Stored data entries
☆ ☆ ☆ ☆

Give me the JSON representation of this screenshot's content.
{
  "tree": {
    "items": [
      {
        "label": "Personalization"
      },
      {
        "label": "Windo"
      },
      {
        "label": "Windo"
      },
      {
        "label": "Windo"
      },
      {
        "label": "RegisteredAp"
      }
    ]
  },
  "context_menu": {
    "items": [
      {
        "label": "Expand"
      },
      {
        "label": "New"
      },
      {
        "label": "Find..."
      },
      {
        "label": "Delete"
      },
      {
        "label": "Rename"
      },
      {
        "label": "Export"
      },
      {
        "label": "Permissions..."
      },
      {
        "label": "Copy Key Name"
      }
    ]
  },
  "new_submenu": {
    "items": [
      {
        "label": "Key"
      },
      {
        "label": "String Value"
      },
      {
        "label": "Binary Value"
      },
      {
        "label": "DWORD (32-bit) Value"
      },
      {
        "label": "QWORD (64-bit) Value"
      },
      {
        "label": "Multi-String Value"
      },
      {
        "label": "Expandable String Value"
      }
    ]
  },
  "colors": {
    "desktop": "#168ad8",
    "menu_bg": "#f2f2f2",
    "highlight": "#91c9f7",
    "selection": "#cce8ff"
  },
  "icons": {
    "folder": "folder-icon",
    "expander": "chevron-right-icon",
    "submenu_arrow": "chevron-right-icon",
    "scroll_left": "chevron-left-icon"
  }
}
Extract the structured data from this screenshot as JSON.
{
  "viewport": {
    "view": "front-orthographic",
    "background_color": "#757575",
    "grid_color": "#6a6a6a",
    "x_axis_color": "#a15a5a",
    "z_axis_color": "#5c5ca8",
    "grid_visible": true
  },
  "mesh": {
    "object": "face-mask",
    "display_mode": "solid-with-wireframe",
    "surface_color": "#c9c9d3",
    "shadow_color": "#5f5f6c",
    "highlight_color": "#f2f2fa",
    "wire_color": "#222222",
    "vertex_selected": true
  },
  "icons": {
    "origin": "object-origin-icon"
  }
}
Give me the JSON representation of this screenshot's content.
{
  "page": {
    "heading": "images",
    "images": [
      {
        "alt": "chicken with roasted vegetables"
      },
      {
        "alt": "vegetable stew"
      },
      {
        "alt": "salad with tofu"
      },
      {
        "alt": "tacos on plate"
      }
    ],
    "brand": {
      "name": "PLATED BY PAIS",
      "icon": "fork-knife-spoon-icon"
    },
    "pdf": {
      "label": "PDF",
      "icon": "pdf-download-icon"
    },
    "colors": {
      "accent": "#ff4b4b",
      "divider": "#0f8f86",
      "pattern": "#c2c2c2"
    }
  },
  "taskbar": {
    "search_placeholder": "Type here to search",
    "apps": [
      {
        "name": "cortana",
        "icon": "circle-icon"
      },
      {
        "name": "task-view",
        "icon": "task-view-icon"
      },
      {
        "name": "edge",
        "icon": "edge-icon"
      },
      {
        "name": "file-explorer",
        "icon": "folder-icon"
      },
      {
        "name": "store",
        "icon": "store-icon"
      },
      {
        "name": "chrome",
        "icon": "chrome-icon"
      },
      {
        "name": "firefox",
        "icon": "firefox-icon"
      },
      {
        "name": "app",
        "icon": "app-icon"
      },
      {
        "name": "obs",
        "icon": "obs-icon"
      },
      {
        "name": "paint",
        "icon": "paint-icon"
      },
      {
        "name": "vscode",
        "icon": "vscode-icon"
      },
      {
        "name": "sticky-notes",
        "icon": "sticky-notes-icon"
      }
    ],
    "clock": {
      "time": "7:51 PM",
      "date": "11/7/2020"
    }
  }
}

☆ ☆ ☆ ☆

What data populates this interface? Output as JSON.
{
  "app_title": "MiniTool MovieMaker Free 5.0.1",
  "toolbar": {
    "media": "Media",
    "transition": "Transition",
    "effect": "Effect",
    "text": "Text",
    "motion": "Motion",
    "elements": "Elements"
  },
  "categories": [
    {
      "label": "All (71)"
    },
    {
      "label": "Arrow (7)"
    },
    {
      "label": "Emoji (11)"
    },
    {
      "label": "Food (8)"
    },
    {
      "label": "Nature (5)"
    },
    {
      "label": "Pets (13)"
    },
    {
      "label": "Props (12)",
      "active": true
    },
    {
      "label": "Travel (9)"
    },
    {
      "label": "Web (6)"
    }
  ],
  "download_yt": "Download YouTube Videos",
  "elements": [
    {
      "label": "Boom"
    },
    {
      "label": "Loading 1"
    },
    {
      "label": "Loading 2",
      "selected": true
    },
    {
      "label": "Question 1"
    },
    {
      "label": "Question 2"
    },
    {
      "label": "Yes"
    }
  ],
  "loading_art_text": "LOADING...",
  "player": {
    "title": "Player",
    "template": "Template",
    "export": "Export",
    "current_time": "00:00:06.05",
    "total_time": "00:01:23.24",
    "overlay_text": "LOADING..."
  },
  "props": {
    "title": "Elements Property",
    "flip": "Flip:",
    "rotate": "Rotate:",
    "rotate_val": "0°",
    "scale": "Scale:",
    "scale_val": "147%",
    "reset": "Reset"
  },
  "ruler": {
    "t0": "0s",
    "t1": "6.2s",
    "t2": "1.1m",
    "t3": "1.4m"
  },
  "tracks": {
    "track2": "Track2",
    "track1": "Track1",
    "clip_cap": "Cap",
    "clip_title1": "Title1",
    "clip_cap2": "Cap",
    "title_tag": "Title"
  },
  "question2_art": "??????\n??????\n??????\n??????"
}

☆ ☆ ☆ ☆

For each line of the listing that holds the word "this", show that line.

Give me the JSON representation of this screenshot's content.
Extract the structured data from this screenshot as JSON.
Give me the JSON representation of this screenshot's content.
What data populates this interface? Output as JSON.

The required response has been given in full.